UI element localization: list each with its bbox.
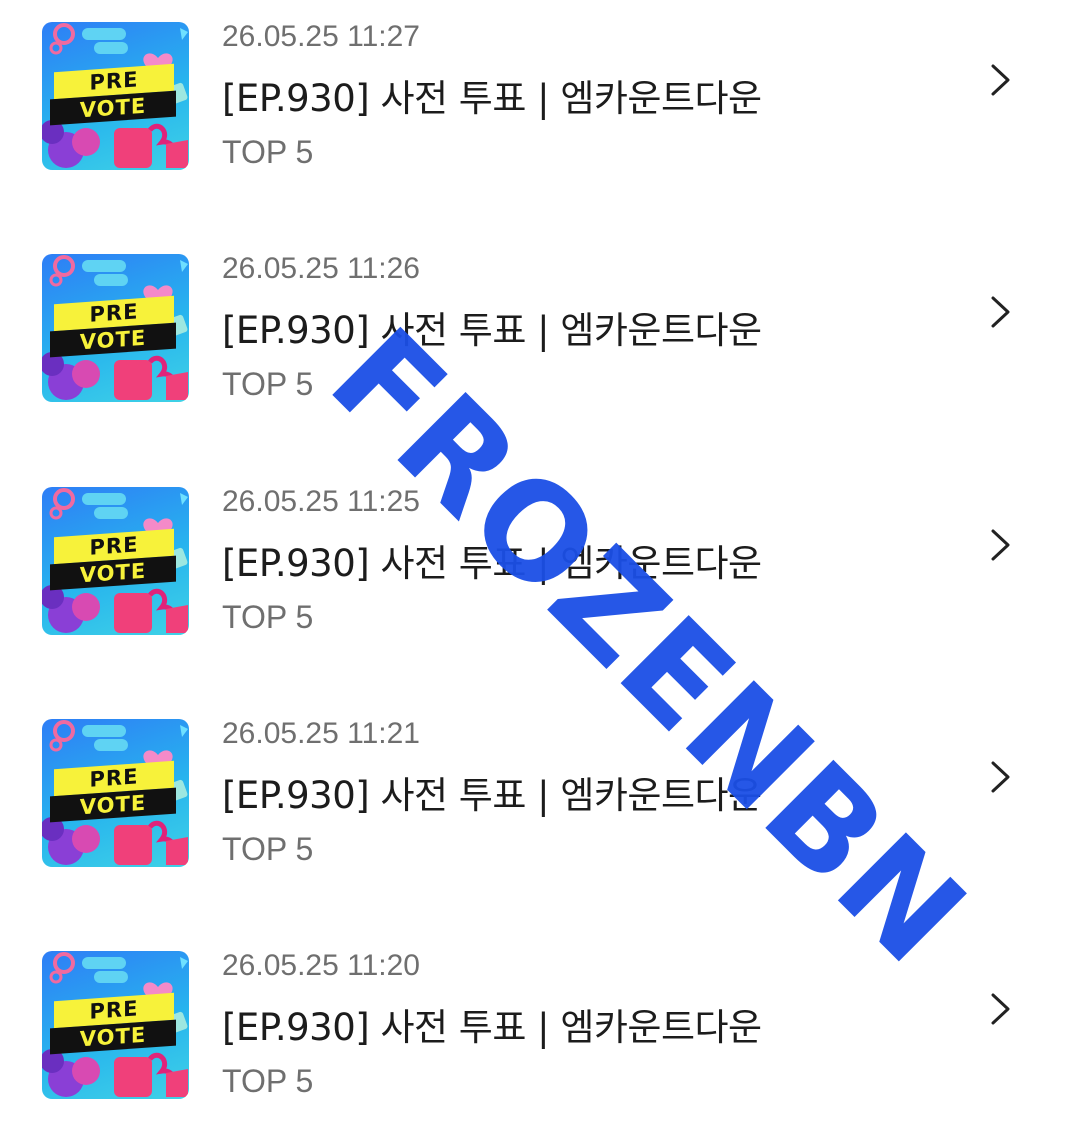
item-title: [EP.930] 사전 투표 | 엠카운트다운 <box>222 309 762 352</box>
chevron-right-icon[interactable] <box>988 292 1014 332</box>
item-subtitle: TOP 5 <box>222 366 314 402</box>
item-title: [EP.930] 사전 투표 | 엠카운트다운 <box>222 542 762 585</box>
item-subtitle: TOP 5 <box>222 831 314 867</box>
item-title: [EP.930] 사전 투표 | 엠카운트다운 <box>222 1006 762 1049</box>
item-date: 26.05.25 11:25 <box>222 485 420 518</box>
pre-vote-thumbnail: PRE VOTE <box>42 22 189 170</box>
list-item[interactable]: PRE VOTE 26.05.25 11:27 [EP.930] 사전 투표 |… <box>0 0 1080 180</box>
item-subtitle: TOP 5 <box>222 1063 314 1099</box>
item-subtitle: TOP 5 <box>222 599 314 635</box>
item-date: 26.05.25 11:26 <box>222 252 420 285</box>
list-item[interactable]: PRE VOTE 26.05.25 11:26 [EP.930] 사전 투표 |… <box>0 232 1080 412</box>
chevron-right-icon[interactable] <box>988 60 1014 100</box>
list-item[interactable]: PRE VOTE 26.05.25 11:20 [EP.930] 사전 투표 |… <box>0 929 1080 1109</box>
item-title: [EP.930] 사전 투표 | 엠카운트다운 <box>222 774 762 817</box>
chevron-right-icon[interactable] <box>988 757 1014 797</box>
item-date: 26.05.25 11:27 <box>222 20 420 53</box>
item-date: 26.05.25 11:21 <box>222 717 420 750</box>
list-item[interactable]: PRE VOTE 26.05.25 11:25 [EP.930] 사전 투표 |… <box>0 465 1080 645</box>
item-subtitle: TOP 5 <box>222 134 314 170</box>
chevron-right-icon[interactable] <box>988 525 1014 565</box>
list-item[interactable]: PRE VOTE 26.05.25 11:21 [EP.930] 사전 투표 |… <box>0 697 1080 877</box>
pre-vote-thumbnail: PRE VOTE <box>42 254 189 402</box>
chevron-right-icon[interactable] <box>988 989 1014 1029</box>
item-date: 26.05.25 11:20 <box>222 949 420 982</box>
pre-vote-thumbnail: PRE VOTE <box>42 951 189 1099</box>
pre-vote-thumbnail: PRE VOTE <box>42 487 189 635</box>
pre-vote-thumbnail: PRE VOTE <box>42 719 189 867</box>
item-title: [EP.930] 사전 투표 | 엠카운트다운 <box>222 77 762 120</box>
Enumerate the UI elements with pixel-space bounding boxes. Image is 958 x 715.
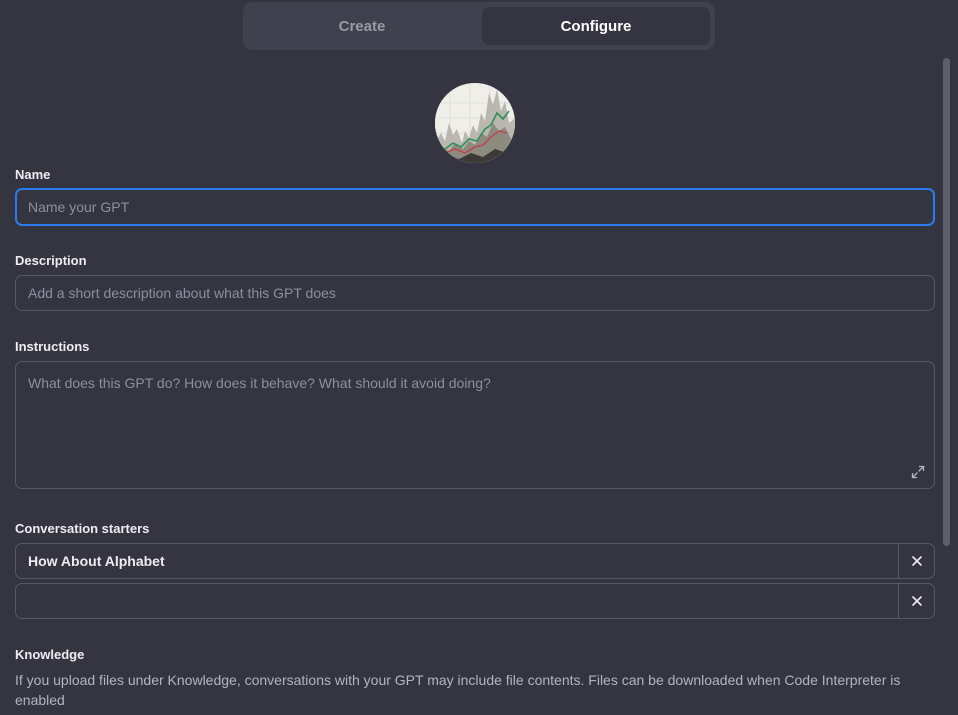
expand-icon[interactable]: [911, 465, 925, 479]
name-input[interactable]: [15, 188, 935, 226]
chart-thumbnail-icon: [435, 83, 515, 163]
name-label: Name: [15, 167, 51, 182]
mode-tabs: Create Configure: [243, 2, 715, 50]
description-label: Description: [15, 253, 87, 268]
gpt-configure-page: Create Configure Name Description Instru…: [0, 0, 958, 715]
close-icon: [911, 596, 922, 606]
close-icon: [911, 556, 922, 566]
instructions-textarea[interactable]: [15, 361, 935, 489]
remove-starter-button[interactable]: [898, 584, 934, 618]
tab-configure[interactable]: Configure: [482, 7, 710, 45]
remove-starter-button[interactable]: [898, 544, 934, 578]
knowledge-description: If you upload files under Knowledge, con…: [15, 672, 901, 708]
gpt-avatar[interactable]: [435, 83, 515, 163]
knowledge-label: Knowledge: [15, 647, 85, 662]
conversation-starter-row: [15, 583, 935, 619]
conversation-starters-label: Conversation starters: [15, 521, 150, 536]
conversation-starter-input[interactable]: [16, 584, 898, 618]
scrollbar[interactable]: [943, 58, 950, 546]
conversation-starter-input[interactable]: [16, 544, 898, 578]
tab-create[interactable]: Create: [248, 7, 476, 45]
instructions-label: Instructions: [15, 339, 90, 354]
description-input[interactable]: [15, 275, 935, 311]
conversation-starter-row: [15, 543, 935, 579]
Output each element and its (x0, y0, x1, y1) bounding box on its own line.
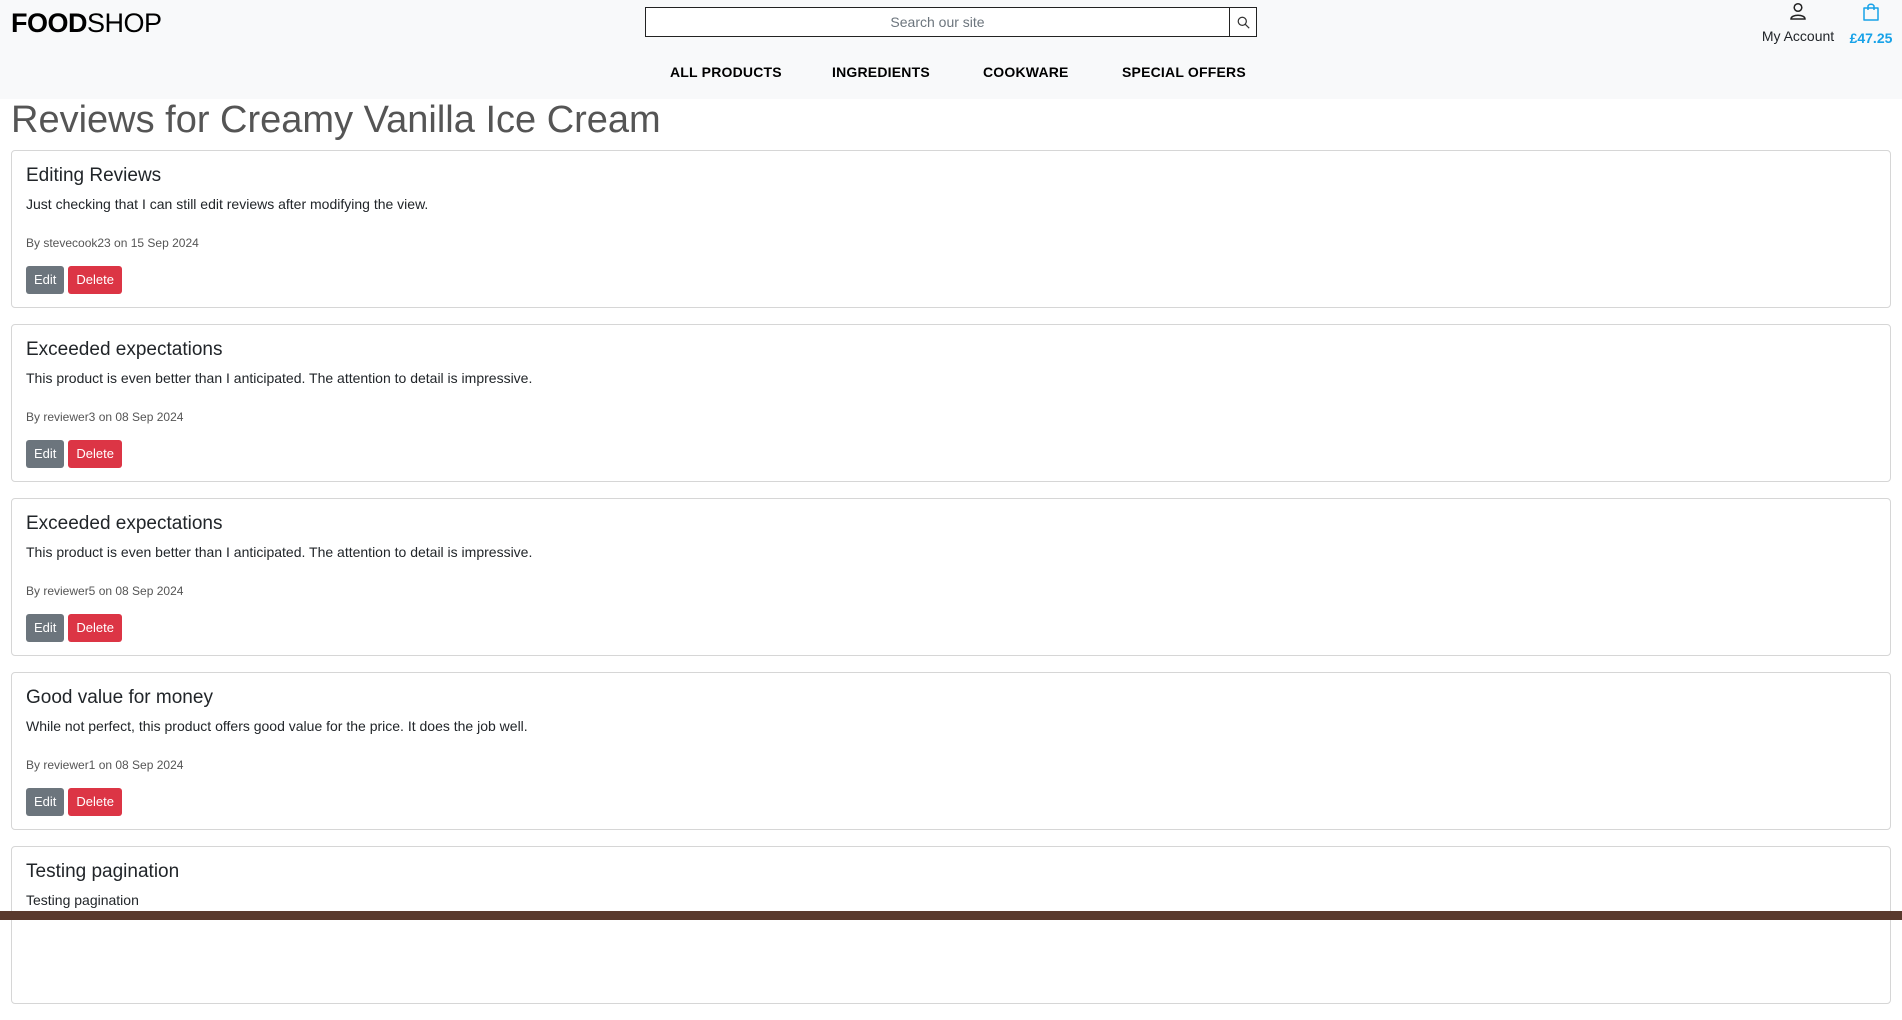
review-card: Editing Reviews Just checking that I can… (11, 150, 1891, 308)
edit-review-button[interactable]: Edit (26, 266, 65, 294)
taskbar-strip (0, 911, 1902, 920)
nav-special-offers[interactable]: SPECIAL OFFERS (1122, 64, 1246, 80)
review-title: Exceeded expectations (26, 513, 223, 534)
review-actions: Edit Delete (26, 614, 1876, 642)
review-meta: By reviewer3 on 08 Sep 2024 (26, 410, 184, 424)
review-body: This product is even better than I antic… (26, 544, 533, 560)
review-meta: By reviewer5 on 08 Sep 2024 (26, 584, 184, 598)
review-meta: By reviewer1 on 08 Sep 2024 (26, 758, 184, 772)
edit-review-button[interactable]: Edit (26, 788, 65, 816)
page-title: Reviews for Creamy Vanilla Ice Cream (11, 99, 661, 141)
edit-review-button[interactable]: Edit (26, 440, 65, 468)
site-header: FOODSHOP My Account £47.25 ALL PRODUCTS … (0, 0, 1902, 99)
my-account-link[interactable]: My Account (1756, 2, 1840, 44)
user-icon (1790, 2, 1806, 20)
review-title: Editing Reviews (26, 165, 162, 186)
delete-review-button[interactable]: Delete (68, 266, 122, 294)
review-actions: Edit Delete (26, 266, 1876, 294)
review-meta: By stevecook23 on 15 Sep 2024 (26, 236, 199, 250)
review-card: Good value for money While not perfect, … (11, 672, 1891, 830)
review-title: Exceeded expectations (26, 339, 223, 360)
logo-light-text: SHOP (87, 8, 162, 38)
review-actions: Edit Delete (26, 788, 1876, 816)
search-input[interactable] (645, 7, 1229, 37)
review-body: Testing pagination (26, 892, 139, 908)
shopping-bag-icon (1863, 3, 1879, 21)
nav-ingredients[interactable]: INGREDIENTS (832, 64, 930, 80)
nav-all-products[interactable]: ALL PRODUCTS (670, 64, 782, 80)
review-actions: Edit Delete (26, 440, 1876, 468)
review-title: Good value for money (26, 687, 213, 708)
review-body: Just checking that I can still edit revi… (26, 196, 429, 212)
my-account-label: My Account (1761, 28, 1835, 44)
review-card: Exceeded expectations This product is ev… (11, 324, 1891, 482)
delete-review-button[interactable]: Delete (68, 440, 122, 468)
bag-total: £47.25 (1849, 30, 1893, 46)
search-button[interactable] (1229, 7, 1257, 37)
search-icon (1237, 16, 1250, 29)
delete-review-button[interactable]: Delete (68, 788, 122, 816)
reviews-list: Editing Reviews Just checking that I can… (11, 150, 1891, 1020)
edit-review-button[interactable]: Edit (26, 614, 65, 642)
logo-bold-text: FOOD (11, 8, 88, 38)
review-card: Exceeded expectations This product is ev… (11, 498, 1891, 656)
search-form (645, 7, 1257, 37)
review-title: Testing pagination (26, 861, 180, 882)
shopping-bag-link[interactable]: £47.25 (1843, 2, 1899, 46)
review-body: This product is even better than I antic… (26, 370, 533, 386)
site-logo[interactable]: FOODSHOP (11, 8, 162, 39)
delete-review-button[interactable]: Delete (68, 614, 122, 642)
review-card: Testing pagination Testing pagination (11, 846, 1891, 1004)
nav-cookware[interactable]: COOKWARE (983, 64, 1069, 80)
review-body: While not perfect, this product offers g… (26, 718, 528, 734)
main-nav: ALL PRODUCTS INGREDIENTS COOKWARE SPECIA… (0, 64, 1902, 84)
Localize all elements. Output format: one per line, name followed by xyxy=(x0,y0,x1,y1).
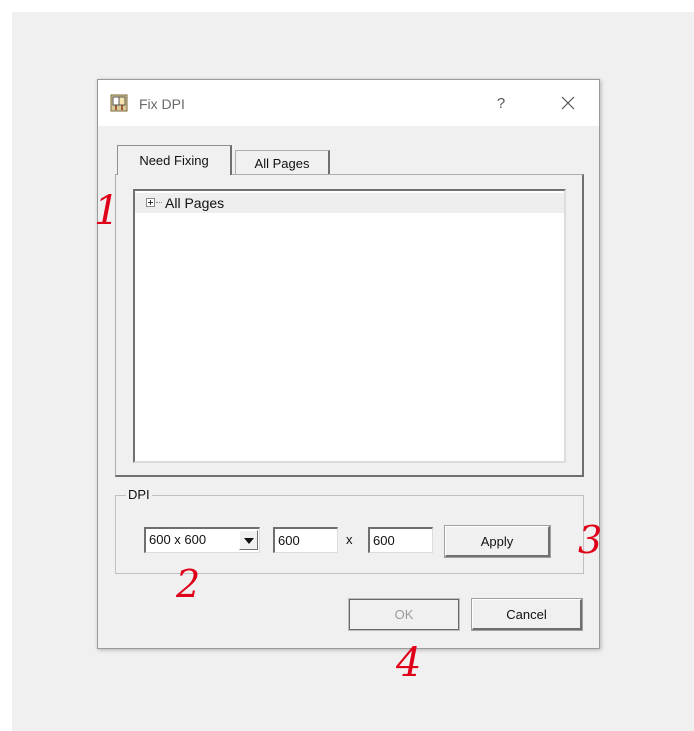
fix-dpi-dialog: Fix DPI ? Need Fixing All Pages All Page… xyxy=(97,79,600,649)
annotation-2: 2 xyxy=(176,562,201,606)
dpi-width-input[interactable] xyxy=(273,527,338,553)
ok-button[interactable]: OK xyxy=(348,598,460,631)
app-icon xyxy=(110,94,128,112)
expand-icon[interactable] xyxy=(146,198,155,207)
annotation-4: 4 xyxy=(396,640,422,686)
close-button[interactable] xyxy=(546,88,590,118)
dpi-group-label: DPI xyxy=(126,487,152,502)
tree-item-label: All Pages xyxy=(165,195,225,211)
tab-all-pages[interactable]: All Pages xyxy=(235,150,330,175)
help-button[interactable]: ? xyxy=(483,88,519,118)
tree-connector xyxy=(156,202,162,203)
window-title: Fix DPI xyxy=(139,96,185,112)
tab-need-fixing[interactable]: Need Fixing xyxy=(117,145,232,175)
dpi-preset-value: 600 x 600 xyxy=(149,532,207,547)
apply-button[interactable]: Apply xyxy=(444,525,551,558)
annotation-3: 3 xyxy=(578,518,603,562)
chevron-down-icon[interactable] xyxy=(239,530,258,550)
tree-item[interactable]: All Pages xyxy=(135,193,564,213)
dpi-preset-select[interactable]: 600 x 600 xyxy=(144,527,260,553)
close-icon xyxy=(561,96,575,110)
pages-tree[interactable]: All Pages xyxy=(133,189,566,463)
annotation-1: 1 xyxy=(94,188,120,234)
cancel-button[interactable]: Cancel xyxy=(471,598,583,631)
tab-panel: All Pages xyxy=(115,174,584,477)
dpi-height-input[interactable] xyxy=(368,527,433,553)
title-bar[interactable]: Fix DPI ? xyxy=(98,80,599,126)
dpi-separator: x xyxy=(346,532,353,547)
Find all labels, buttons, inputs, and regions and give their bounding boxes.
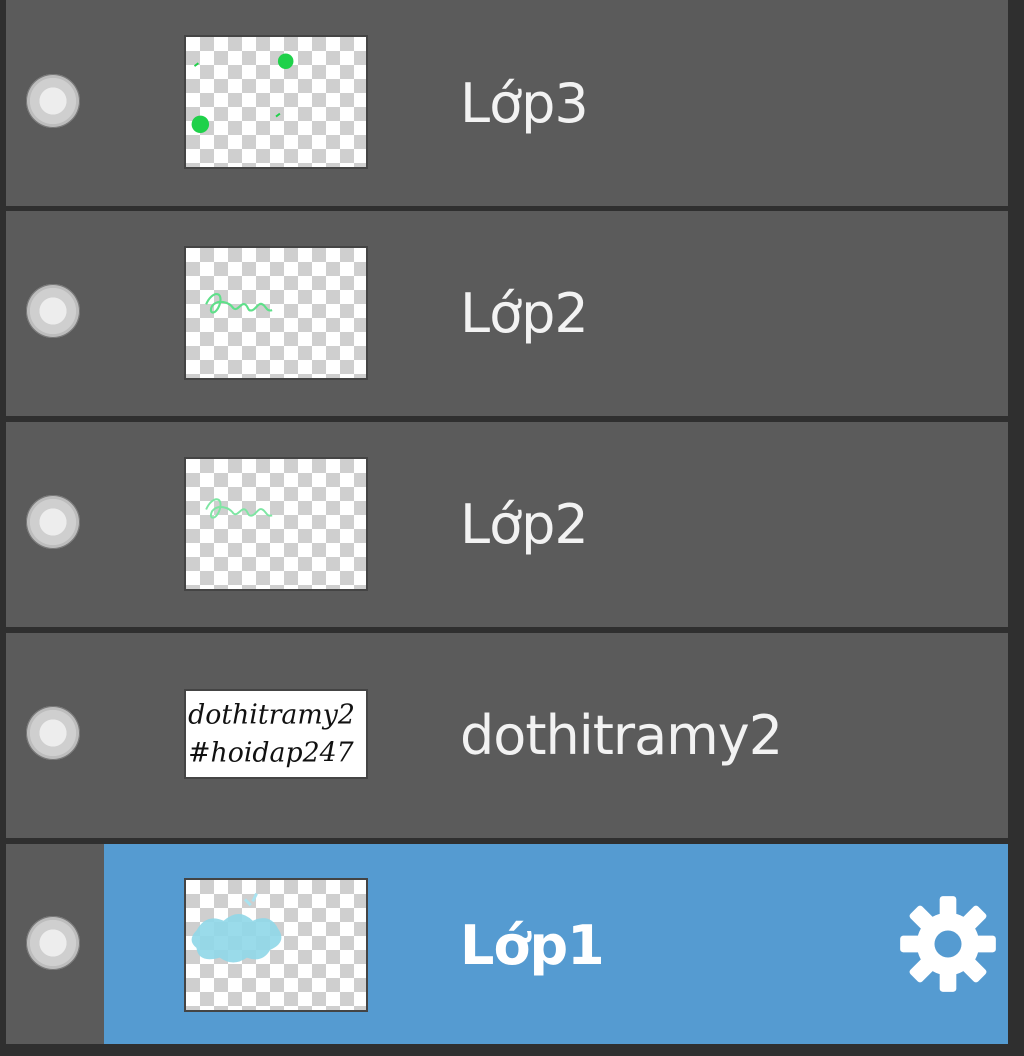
visibility-dot-icon[interactable]: [26, 284, 80, 338]
thumbnail-text-line-1: dothitramy2: [188, 699, 355, 730]
layer-row-lop2[interactable]: Lớp2: [6, 422, 1008, 627]
layer-row-lop1[interactable]: Lớp1: [6, 844, 1008, 1044]
visibility-dot-icon[interactable]: [26, 74, 80, 128]
layer-thumbnail: [184, 878, 368, 1012]
gear-icon[interactable]: [896, 892, 1000, 996]
visibility-dot-icon[interactable]: [26, 706, 80, 760]
layer-thumbnail: [184, 35, 368, 169]
layer-thumbnail: [184, 246, 368, 380]
layer-row-dothitramy2[interactable]: dothitramy2 #hoidap247 dothitramy2: [6, 633, 1008, 838]
layer-thumbnail: dothitramy2 #hoidap247: [184, 689, 368, 779]
layer-row-lop2[interactable]: Lớp2: [6, 211, 1008, 416]
visibility-dot-icon[interactable]: [26, 916, 80, 970]
layer-name: Lớp2: [460, 282, 589, 345]
layer-name: dothitramy2: [460, 704, 783, 767]
layer-thumbnail: [184, 457, 368, 591]
visibility-dot-icon[interactable]: [26, 495, 80, 549]
layer-name: Lớp1: [460, 914, 605, 977]
layer-name: Lớp2: [460, 493, 589, 556]
thumbnail-text-line-2: #hoidap247: [188, 738, 354, 769]
layer-name: Lớp3: [460, 72, 589, 135]
layers-panel: Lớp3 Lớp2 Lớp2 dothitramy2 #hoidap247 do…: [0, 0, 1024, 1056]
layer-row-lop3[interactable]: Lớp3: [6, 0, 1008, 206]
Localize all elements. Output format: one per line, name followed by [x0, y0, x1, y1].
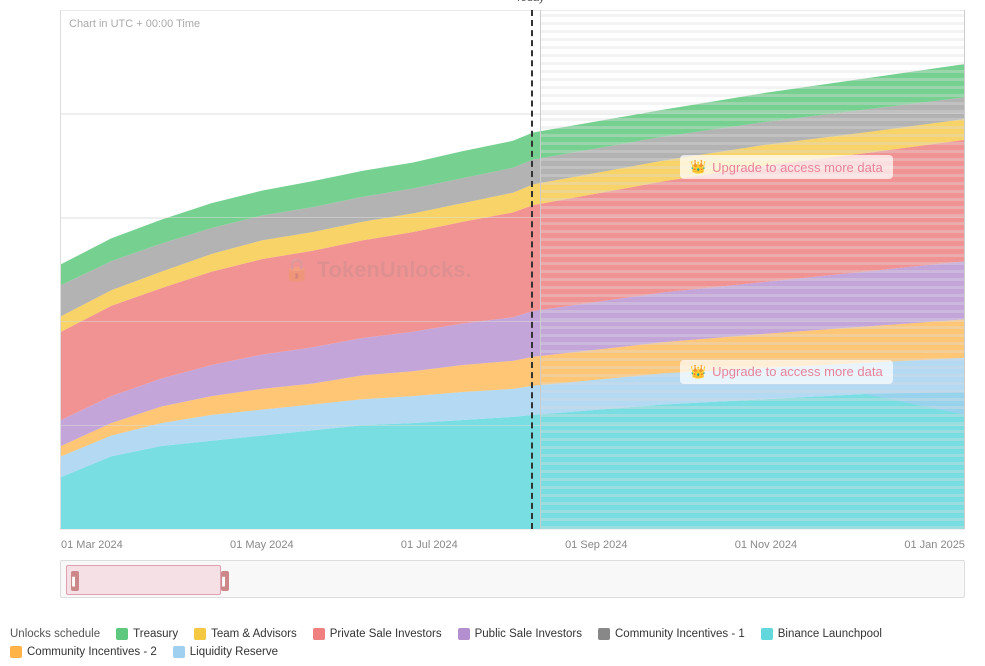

-.-.-

• _Instructions to follow_:
Return the portion of the records that opens with the line containing "item-title: [EP.930] 사전 투표 | 엠카운트다운 <box>222 309" and closes with the line containing "pre-vote-thumbnail: PRE VOTE <box>42 22", reproducing every line verbatim and including both boundary lines.

• _Task output_:
item-title: [EP.930] 사전 투표 | 엠카운트다운 <box>222 309 762 352</box>
chevron-right-icon[interactable] <box>988 292 1014 332</box>
item-subtitle: TOP 5 <box>222 366 314 402</box>
item-title: [EP.930] 사전 투표 | 엠카운트다운 <box>222 542 762 585</box>
item-subtitle: TOP 5 <box>222 831 314 867</box>
item-title: [EP.930] 사전 투표 | 엠카운트다운 <box>222 1006 762 1049</box>
item-date: 26.05.25 11:25 <box>222 485 420 518</box>
pre-vote-thumbnail: PRE VOTE <box>42 22 189 170</box>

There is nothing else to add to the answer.